### [CHALLENGE A]
In the rows, from the first one through the line that contains "y-tick-label: 600 bbox=[38, 175, 66, 194]", rename "y-tick-label" to "y-axis-label". Change nothing else and give back only those lines.

### [DOCUMENT SEGMENT]
Phew! It took me ten minutes of reading, but I finally found someone with the same reaction I had.

In my case, I had to stop listening right toward the end of the scene in the root cellar. I spent the rest of the day wondering what Mrs Sloan was up to --- she seemed pretty eager to get Judith underground and chopping up the roots, but she didn't seem so eager to keep going once she started. Judith, though, grew more and more eager to keep going, yet she'd only had the afternoon (as opposed to Mrs Sloan's decades) to turn against her man. I figured there was a twist coming: Mrs Sloan was actually the source of the magic (?) and she was about to turn Judith into one of the naked girls in the photo. I half expected the root cellar to be the sort of cellar deranged people have in Austria.

Next day, I get a chance to listen to the end of the story. It turned out that Mrs Sloan must have simply been tired after hacking the roots for a while. When she got home, though, her strength returned and she was about to continue the hacking on her husband, but Judith decided it was time to leave the men alone and stopped Mrs Sloan. Then she rings her mum with the apology and soliloquy about loving someone even after you're not in-love any more.

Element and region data
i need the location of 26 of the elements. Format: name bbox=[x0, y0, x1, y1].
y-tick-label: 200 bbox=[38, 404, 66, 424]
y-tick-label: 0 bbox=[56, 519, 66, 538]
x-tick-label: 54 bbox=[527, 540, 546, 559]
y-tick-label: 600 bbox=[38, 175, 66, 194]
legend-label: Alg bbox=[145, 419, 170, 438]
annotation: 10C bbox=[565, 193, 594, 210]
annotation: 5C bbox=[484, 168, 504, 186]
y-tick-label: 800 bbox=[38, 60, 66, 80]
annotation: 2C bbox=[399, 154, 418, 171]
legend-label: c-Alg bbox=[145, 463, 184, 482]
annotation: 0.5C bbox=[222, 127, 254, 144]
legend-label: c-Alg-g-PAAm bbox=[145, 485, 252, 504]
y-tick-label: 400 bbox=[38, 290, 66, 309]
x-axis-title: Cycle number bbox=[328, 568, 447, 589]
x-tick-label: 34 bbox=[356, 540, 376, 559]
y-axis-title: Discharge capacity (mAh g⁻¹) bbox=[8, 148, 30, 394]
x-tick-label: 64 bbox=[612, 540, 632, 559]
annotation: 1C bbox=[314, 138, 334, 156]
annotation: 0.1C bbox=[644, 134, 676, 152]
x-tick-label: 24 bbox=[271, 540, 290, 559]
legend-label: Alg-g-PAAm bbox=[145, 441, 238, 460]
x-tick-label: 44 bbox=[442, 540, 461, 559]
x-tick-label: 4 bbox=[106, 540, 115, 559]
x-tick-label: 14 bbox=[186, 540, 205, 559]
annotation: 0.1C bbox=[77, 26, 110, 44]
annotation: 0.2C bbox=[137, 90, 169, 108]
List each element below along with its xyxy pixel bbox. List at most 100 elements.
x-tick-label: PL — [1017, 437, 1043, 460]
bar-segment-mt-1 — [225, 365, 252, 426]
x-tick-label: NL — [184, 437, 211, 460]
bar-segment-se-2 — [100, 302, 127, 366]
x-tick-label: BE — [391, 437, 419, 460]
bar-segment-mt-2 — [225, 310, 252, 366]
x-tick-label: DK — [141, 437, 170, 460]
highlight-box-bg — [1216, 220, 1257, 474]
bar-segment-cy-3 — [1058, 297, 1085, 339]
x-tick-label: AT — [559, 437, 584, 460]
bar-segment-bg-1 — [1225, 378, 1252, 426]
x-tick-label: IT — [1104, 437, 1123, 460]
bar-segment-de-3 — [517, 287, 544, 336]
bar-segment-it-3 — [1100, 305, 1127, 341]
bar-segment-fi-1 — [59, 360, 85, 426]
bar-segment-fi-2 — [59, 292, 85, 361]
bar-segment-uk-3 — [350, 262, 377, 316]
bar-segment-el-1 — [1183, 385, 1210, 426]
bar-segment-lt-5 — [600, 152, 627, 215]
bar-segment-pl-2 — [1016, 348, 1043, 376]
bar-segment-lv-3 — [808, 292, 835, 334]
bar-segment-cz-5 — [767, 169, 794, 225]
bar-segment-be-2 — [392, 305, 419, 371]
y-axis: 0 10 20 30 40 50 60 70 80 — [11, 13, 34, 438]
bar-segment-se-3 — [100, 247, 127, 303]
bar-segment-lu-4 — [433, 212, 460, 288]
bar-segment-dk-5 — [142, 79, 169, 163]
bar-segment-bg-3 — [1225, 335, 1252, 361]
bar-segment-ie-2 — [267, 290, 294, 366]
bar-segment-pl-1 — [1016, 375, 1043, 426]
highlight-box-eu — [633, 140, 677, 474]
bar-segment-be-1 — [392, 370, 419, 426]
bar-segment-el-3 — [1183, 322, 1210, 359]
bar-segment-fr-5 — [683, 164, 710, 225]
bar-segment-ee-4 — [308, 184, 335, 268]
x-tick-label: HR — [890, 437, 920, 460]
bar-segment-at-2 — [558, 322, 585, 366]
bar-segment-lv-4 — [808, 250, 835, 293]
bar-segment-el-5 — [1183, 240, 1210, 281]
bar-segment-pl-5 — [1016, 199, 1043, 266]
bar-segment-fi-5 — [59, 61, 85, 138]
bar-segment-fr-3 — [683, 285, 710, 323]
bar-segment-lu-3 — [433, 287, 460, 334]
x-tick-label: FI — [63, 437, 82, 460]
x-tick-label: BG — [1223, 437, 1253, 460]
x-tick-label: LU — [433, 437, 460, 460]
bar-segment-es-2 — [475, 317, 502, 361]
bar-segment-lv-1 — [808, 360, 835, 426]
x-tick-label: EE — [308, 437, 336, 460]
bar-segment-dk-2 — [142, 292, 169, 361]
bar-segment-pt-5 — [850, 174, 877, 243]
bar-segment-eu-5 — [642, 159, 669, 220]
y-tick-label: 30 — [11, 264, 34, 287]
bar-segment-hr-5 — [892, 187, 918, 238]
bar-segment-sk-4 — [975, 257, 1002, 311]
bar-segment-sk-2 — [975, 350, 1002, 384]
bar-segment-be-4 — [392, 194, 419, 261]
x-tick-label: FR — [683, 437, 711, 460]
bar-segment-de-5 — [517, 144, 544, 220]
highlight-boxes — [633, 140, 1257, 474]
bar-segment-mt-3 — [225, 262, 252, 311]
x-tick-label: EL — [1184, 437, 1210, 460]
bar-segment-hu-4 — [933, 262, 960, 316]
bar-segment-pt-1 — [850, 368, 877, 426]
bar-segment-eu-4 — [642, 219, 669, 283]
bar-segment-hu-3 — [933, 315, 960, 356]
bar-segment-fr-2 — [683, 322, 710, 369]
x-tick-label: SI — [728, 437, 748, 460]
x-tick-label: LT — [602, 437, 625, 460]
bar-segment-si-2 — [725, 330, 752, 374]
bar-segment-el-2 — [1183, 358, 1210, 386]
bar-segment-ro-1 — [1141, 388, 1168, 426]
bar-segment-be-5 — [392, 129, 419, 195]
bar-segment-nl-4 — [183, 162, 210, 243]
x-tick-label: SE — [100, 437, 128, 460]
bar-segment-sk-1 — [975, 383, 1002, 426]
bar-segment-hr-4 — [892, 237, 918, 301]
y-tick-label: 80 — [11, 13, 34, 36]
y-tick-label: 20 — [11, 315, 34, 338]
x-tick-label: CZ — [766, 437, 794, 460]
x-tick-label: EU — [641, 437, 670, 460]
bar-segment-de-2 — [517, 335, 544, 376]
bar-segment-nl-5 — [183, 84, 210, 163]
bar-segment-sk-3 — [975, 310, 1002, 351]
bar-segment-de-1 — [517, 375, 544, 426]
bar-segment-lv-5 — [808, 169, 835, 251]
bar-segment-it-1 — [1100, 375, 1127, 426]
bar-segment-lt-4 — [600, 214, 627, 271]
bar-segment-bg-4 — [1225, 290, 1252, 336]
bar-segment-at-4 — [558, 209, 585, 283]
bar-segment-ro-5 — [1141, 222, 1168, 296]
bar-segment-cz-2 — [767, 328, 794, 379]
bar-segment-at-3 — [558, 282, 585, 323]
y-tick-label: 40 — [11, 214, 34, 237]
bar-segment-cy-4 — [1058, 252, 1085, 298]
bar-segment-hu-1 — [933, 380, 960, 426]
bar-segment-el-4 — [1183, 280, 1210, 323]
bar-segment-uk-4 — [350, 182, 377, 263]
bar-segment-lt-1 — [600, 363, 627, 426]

### [CHALLENGE B]
Copy out the whole comment about Mrs Sloan and Judith word for word.

### [CORRECT RESPONSE A]
i need the location of 26 of the elements. Format: name bbox=[x0, y0, x1, y1].
y-axis-label: 200 bbox=[38, 404, 66, 424]
y-axis-label: 0 bbox=[56, 519, 66, 538]
x-tick-label: 54 bbox=[527, 540, 546, 559]
y-axis-label: 600 bbox=[38, 175, 66, 194]

### [CORRECT RESPONSE B]
Phew! It took me ten minutes of reading, but I finally found someone with the same reaction I had.

In my case, I had to stop listening right toward the end of the scene in the root cellar. I spent the rest of the day wondering what Mrs Sloan was up to --- she seemed pretty eager to get Judith underground and chopping up the roots, but she didn't seem so eager to keep going once she started. Judith, though, grew more and more eager to keep going, yet she'd only had the afternoon (as opposed to Mrs Sloan's decades) to turn against her man. I figured there was a twist coming: Mrs Sloan was actually the source of the magic (?) and she was about to turn Judith into one of the naked girls in the photo. I half expected the root cellar to be the sort of cellar deranged people have in Austria.

Next day, I get a chance to listen to the end of the story. It turned out that Mrs Sloan must have simply been tired after hacking the roots for a while. When she got home, though, her strength returned and she was about to continue the hacking on her husband, but Judith decided it was time to leave the men alone and stopped Mrs Sloan. Then she rings her mum with the apology and soliloquy about loving someone even after you're not in-love any more.